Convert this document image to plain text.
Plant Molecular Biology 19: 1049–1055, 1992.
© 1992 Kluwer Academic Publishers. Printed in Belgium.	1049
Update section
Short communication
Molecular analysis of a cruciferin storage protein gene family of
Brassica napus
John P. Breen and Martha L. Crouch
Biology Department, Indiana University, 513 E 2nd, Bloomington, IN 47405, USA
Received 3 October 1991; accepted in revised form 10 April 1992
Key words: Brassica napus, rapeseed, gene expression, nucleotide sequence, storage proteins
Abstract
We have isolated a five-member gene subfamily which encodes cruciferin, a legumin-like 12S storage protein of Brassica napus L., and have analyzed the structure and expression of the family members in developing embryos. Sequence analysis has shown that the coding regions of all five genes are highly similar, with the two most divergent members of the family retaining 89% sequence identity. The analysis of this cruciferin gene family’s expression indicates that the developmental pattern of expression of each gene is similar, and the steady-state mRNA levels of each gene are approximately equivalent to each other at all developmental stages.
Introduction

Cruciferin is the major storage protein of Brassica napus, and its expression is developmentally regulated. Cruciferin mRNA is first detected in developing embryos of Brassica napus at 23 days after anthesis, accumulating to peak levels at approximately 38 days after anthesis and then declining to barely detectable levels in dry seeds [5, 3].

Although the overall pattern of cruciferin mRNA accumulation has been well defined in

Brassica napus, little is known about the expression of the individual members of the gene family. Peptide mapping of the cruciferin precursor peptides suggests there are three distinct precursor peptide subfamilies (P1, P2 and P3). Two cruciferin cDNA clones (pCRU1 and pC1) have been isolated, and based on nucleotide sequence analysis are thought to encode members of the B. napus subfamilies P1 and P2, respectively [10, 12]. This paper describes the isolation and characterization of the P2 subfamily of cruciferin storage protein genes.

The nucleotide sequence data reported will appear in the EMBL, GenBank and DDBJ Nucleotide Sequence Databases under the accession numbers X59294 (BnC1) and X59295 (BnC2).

- _Exercise instructions_
Each line of the material should be echoed exactly.

- _Answer for the task_
Convert this document image to plain text.
Plant Molecular Biology 19: 1049–1055, 1992.
© 1992 Kluwer Academic Publishers. Printed in Belgium.	1049
Update section
Short communication
Molecular analysis of a cruciferin storage protein gene family of
Brassica napus
John P. Breen and Martha L. Crouch
Biology Department, Indiana University, 513 E 2nd, Bloomington, IN 47405, USA
Received 3 October 1991; accepted in revised form 10 April 1992
Key words: Brassica napus, rapeseed, gene expression, nucleotide sequence, storage proteins
Abstract
We have isolated a five-member gene subfamily which encodes cruciferin, a legumin-like 12S storage protein of Brassica napus L., and have analyzed the structure and expression of the family members in developing embryos. Sequence analysis has shown that the coding regions of all five genes are highly similar, with the two most divergent members of the family retaining 89% sequence identity. The analysis of this cruciferin gene family’s expression indicates that the developmental pattern of expression of each gene is similar, and the steady-state mRNA levels of each gene are approximately equivalent to each other at all developmental stages.
Introduction

Cruciferin is the major storage protein of Brassica napus, and its expression is developmentally regulated. Cruciferin mRNA is first detected in developing embryos of Brassica napus at 23 days after anthesis, accumulating to peak levels at approximately 38 days after anthesis and then declining to barely detectable levels in dry seeds [5, 3].

Although the overall pattern of cruciferin mRNA accumulation has been well defined in

Brassica napus, little is known about the expression of the individual members of the gene family. Peptide mapping of the cruciferin precursor peptides suggests there are three distinct precursor peptide subfamilies (P1, P2 and P3). Two cruciferin cDNA clones (pCRU1 and pC1) have been isolated, and based on nucleotide sequence analysis are thought to encode members of the B. napus subfamilies P1 and P2, respectively [10, 12]. This paper describes the isolation and characterization of the P2 subfamily of cruciferin storage protein genes.

The nucleotide sequence data reported will appear in the EMBL, GenBank and DDBJ Nucleotide Sequence Databases under the accession numbers X59294 (BnC1) and X59295 (BnC2).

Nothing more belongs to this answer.